→ **INSTRUCTIONS TO FOLLOW**: Write out the entire listing below exactly as it appears, minus any pictures.

→ **DATA SECTION**:
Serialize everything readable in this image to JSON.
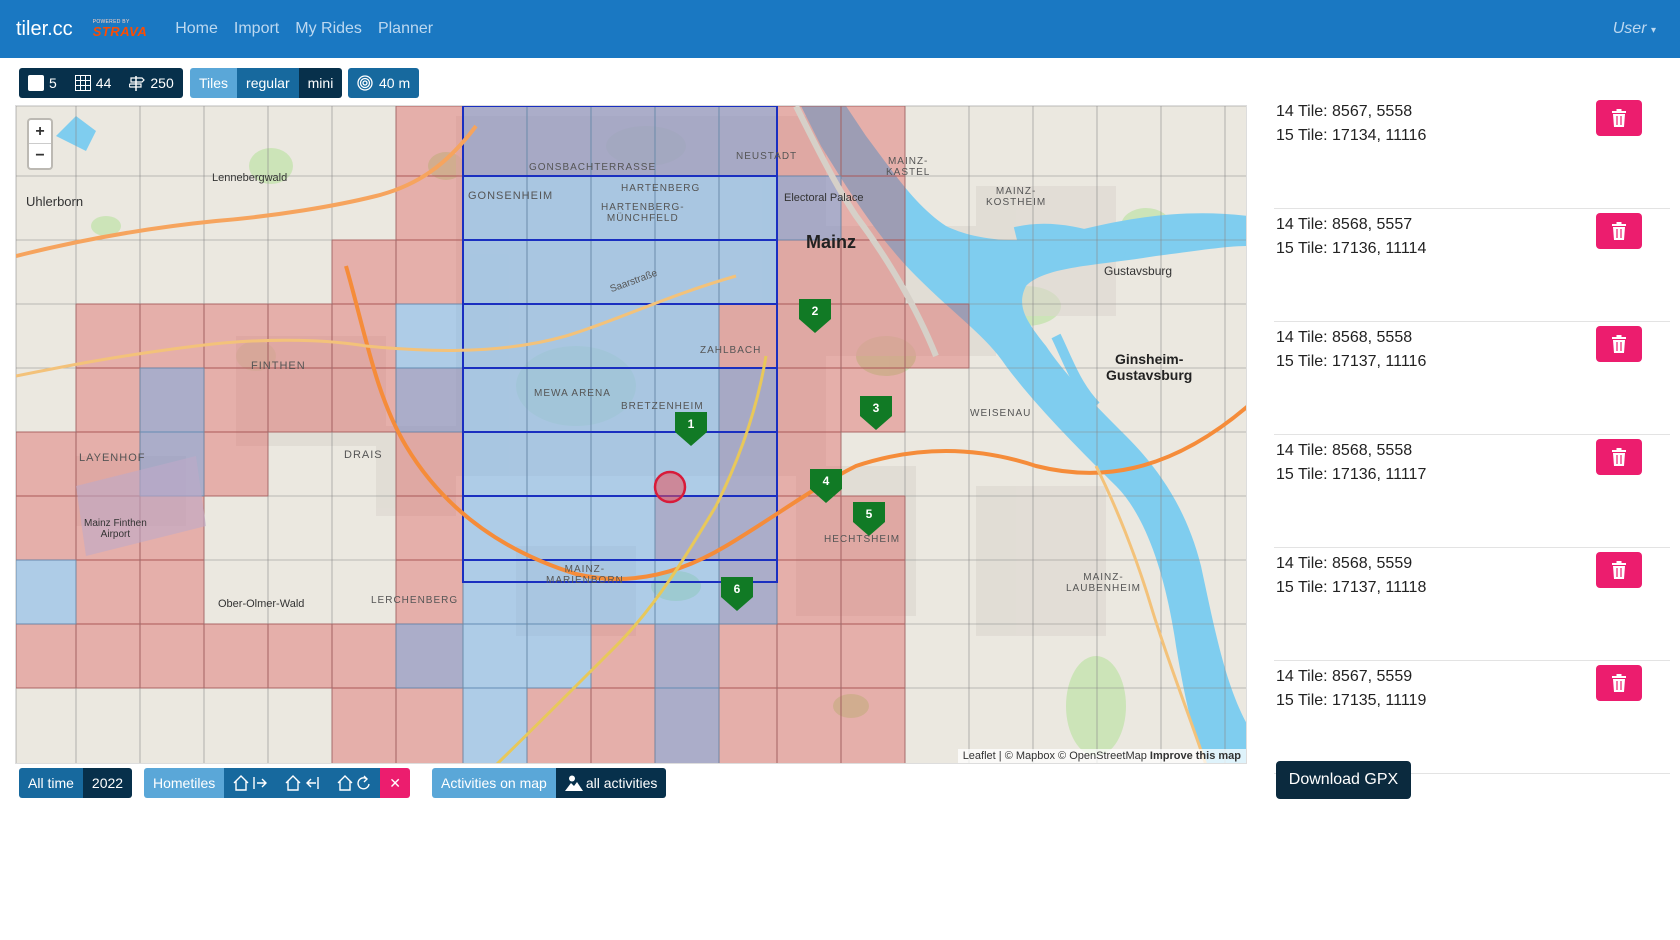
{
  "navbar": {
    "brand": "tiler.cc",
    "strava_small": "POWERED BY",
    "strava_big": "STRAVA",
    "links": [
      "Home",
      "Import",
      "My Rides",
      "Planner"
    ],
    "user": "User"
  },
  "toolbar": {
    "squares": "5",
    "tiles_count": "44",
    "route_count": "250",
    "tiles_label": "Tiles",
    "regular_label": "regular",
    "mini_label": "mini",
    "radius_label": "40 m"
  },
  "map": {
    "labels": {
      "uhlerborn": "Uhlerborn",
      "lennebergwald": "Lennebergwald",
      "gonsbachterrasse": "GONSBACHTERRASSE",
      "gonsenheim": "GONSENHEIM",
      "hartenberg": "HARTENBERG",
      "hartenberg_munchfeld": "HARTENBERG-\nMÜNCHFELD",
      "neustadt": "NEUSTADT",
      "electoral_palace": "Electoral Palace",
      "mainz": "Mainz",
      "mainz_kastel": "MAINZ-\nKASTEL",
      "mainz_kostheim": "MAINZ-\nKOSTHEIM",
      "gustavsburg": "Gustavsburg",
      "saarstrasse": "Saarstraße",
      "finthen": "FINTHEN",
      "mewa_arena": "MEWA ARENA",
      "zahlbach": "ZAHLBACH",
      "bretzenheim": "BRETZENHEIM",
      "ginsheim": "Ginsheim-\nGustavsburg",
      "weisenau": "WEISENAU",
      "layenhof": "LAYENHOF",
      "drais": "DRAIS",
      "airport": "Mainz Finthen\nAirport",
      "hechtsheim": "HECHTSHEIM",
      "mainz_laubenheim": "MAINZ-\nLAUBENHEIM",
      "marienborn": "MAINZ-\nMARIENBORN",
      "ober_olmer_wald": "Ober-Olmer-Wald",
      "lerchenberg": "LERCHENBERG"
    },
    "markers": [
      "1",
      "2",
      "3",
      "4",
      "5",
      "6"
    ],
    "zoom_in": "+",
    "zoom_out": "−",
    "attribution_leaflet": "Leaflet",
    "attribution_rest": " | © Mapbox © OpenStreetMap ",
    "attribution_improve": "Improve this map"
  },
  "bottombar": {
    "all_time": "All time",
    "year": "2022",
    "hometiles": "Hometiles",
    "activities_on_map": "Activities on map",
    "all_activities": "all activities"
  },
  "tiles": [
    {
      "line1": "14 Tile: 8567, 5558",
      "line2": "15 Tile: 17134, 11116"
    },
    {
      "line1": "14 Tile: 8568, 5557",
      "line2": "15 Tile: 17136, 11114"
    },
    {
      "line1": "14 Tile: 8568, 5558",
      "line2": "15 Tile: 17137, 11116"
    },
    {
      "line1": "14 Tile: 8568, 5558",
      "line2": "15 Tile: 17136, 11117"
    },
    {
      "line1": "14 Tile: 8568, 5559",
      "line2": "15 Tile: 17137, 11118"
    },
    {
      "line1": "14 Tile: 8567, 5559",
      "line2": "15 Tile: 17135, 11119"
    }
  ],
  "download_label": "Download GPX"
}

→ **EXERCISE SOLUTION**:
Serialize everything readable in this image to JSON.
{
  "navbar": {
    "brand": "tiler.cc",
    "strava_small": "POWERED BY",
    "strava_big": "STRAVA",
    "links": [
      "Home",
      "Import",
      "My Rides",
      "Planner"
    ],
    "user": "User"
  },
  "toolbar": {
    "squares": "5",
    "tiles_count": "44",
    "route_count": "250",
    "tiles_label": "Tiles",
    "regular_label": "regular",
    "mini_label": "mini",
    "radius_label": "40 m"
  },
  "map": {
    "labels": {
      "uhlerborn": "Uhlerborn",
      "lennebergwald": "Lennebergwald",
      "gonsbachterrasse": "GONSBACHTERRASSE",
      "gonsenheim": "GONSENHEIM",
      "hartenberg": "HARTENBERG",
      "hartenberg_munchfeld": "HARTENBERG-\nMÜNCHFELD",
      "neustadt": "NEUSTADT",
      "electoral_palace": "Electoral Palace",
      "mainz": "Mainz",
      "mainz_kastel": "MAINZ-\nKASTEL",
      "mainz_kostheim": "MAINZ-\nKOSTHEIM",
      "gustavsburg": "Gustavsburg",
      "saarstrasse": "Saarstraße",
      "finthen": "FINTHEN",
      "mewa_arena": "MEWA ARENA",
      "zahlbach": "ZAHLBACH",
      "bretzenheim": "BRETZENHEIM",
      "ginsheim": "Ginsheim-\nGustavsburg",
      "weisenau": "WEISENAU",
      "layenhof": "LAYENHOF",
      "drais": "DRAIS",
      "airport": "Mainz Finthen\nAirport",
      "hechtsheim": "HECHTSHEIM",
      "mainz_laubenheim": "MAINZ-\nLAUBENHEIM",
      "marienborn": "MAINZ-\nMARIENBORN",
      "ober_olmer_wald": "Ober-Olmer-Wald",
      "lerchenberg": "LERCHENBERG"
    },
    "markers": [
      "1",
      "2",
      "3",
      "4",
      "5",
      "6"
    ],
    "zoom_in": "+",
    "zoom_out": "−",
    "attribution_leaflet": "Leaflet",
    "attribution_rest": " | © Mapbox © OpenStreetMap ",
    "attribution_improve": "Improve this map"
  },
  "bottombar": {
    "all_time": "All time",
    "year": "2022",
    "hometiles": "Hometiles",
    "activities_on_map": "Activities on map",
    "all_activities": "all activities"
  },
  "tiles": [
    {
      "line1": "14 Tile: 8567, 5558",
      "line2": "15 Tile: 17134, 11116"
    },
    {
      "line1": "14 Tile: 8568, 5557",
      "line2": "15 Tile: 17136, 11114"
    },
    {
      "line1": "14 Tile: 8568, 5558",
      "line2": "15 Tile: 17137, 11116"
    },
    {
      "line1": "14 Tile: 8568, 5558",
      "line2": "15 Tile: 17136, 11117"
    },
    {
      "line1": "14 Tile: 8568, 5559",
      "line2": "15 Tile: 17137, 11118"
    },
    {
      "line1": "14 Tile: 8567, 5559",
      "line2": "15 Tile: 17135, 11119"
    }
  ],
  "download_label": "Download GPX"
}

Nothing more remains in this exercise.